> WORK REQUIRED
Find every line of the listing below where "Κέρδη" appears, and copy it.

** start of DATA EXCERPTS **

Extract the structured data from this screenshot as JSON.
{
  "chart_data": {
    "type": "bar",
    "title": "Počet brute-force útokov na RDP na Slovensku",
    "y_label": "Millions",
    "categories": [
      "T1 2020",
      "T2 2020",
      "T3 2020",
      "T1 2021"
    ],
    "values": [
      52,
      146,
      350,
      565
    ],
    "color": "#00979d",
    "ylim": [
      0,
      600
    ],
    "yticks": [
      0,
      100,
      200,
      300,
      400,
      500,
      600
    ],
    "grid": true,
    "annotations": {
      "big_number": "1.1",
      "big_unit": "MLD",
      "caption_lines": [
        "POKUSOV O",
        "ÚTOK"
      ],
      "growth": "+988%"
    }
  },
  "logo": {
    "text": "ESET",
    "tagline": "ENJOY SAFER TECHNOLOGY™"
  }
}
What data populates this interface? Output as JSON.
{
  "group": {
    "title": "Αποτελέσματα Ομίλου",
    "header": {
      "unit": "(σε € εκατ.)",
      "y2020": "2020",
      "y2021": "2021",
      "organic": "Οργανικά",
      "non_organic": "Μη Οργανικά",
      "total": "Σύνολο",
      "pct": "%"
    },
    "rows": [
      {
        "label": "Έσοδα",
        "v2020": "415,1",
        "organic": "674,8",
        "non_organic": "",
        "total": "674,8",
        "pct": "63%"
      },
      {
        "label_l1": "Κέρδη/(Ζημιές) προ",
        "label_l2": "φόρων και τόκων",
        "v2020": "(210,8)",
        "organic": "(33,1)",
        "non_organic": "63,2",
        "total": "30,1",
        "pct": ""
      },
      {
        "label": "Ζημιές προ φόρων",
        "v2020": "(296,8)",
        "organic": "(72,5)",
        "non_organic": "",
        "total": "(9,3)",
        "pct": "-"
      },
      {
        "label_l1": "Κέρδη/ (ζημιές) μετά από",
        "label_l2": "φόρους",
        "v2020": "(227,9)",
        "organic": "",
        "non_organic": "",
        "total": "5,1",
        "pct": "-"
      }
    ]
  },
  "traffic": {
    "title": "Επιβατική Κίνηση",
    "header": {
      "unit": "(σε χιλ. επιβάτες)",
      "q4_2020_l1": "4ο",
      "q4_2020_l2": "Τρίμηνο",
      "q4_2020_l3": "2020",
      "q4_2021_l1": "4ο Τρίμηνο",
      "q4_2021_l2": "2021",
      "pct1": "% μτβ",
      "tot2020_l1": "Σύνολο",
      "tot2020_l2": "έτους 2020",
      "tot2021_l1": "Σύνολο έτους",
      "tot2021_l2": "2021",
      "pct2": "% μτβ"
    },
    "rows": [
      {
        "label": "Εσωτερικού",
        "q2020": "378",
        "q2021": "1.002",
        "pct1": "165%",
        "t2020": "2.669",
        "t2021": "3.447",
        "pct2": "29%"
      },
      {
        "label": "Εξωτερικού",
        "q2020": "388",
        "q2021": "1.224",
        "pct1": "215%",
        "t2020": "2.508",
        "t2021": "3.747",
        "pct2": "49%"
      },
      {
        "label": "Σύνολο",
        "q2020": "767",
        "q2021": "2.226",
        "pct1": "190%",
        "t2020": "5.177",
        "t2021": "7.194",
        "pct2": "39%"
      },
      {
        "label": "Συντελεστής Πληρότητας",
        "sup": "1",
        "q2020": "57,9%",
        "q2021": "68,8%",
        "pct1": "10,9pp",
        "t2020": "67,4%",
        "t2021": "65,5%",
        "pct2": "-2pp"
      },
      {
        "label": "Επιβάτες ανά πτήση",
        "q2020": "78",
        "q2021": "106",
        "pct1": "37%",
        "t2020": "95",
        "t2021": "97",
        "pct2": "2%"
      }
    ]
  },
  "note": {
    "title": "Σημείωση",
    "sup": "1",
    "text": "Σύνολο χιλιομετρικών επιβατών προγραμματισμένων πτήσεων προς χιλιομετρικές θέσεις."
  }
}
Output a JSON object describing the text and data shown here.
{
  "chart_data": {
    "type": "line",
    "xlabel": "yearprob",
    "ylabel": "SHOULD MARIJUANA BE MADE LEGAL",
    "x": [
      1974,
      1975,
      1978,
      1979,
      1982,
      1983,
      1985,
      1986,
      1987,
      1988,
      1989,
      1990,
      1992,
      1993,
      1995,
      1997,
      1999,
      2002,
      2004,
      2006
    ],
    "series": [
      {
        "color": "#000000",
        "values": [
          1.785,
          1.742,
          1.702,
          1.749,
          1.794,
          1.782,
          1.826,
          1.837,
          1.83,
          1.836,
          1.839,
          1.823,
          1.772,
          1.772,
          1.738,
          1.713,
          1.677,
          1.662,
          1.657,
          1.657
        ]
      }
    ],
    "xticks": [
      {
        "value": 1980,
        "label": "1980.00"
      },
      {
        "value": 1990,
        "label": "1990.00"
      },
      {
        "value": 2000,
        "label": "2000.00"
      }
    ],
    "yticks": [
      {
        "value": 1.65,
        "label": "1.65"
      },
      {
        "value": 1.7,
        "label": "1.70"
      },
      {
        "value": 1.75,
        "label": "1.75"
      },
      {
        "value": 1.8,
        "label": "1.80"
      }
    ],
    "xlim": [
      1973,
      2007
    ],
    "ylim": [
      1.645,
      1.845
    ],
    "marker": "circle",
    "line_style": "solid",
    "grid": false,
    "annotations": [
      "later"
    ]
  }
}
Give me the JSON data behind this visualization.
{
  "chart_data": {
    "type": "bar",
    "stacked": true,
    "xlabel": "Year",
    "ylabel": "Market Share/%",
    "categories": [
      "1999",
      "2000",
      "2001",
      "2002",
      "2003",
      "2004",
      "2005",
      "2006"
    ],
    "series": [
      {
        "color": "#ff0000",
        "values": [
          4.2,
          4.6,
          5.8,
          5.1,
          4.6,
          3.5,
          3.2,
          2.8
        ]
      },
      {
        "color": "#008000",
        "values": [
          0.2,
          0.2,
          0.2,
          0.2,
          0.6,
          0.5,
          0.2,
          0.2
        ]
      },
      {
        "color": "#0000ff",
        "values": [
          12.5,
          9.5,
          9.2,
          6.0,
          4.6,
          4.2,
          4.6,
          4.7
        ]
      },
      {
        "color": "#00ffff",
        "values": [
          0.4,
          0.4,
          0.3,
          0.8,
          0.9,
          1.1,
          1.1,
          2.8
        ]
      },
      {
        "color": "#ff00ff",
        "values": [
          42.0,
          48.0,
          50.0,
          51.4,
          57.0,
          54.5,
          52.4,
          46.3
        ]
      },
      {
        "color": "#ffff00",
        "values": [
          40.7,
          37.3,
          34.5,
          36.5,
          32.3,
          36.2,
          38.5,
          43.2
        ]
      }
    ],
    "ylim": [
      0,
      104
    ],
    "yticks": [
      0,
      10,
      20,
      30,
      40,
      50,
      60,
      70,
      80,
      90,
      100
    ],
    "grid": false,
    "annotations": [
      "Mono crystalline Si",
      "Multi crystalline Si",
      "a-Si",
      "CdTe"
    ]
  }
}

** end of DATA EXCERPTS **

> REPLY
        "label_l1": "Κέρδη/(Ζημιές) προ",
        "label_l1": "Κέρδη/ (ζημιές) μετά από",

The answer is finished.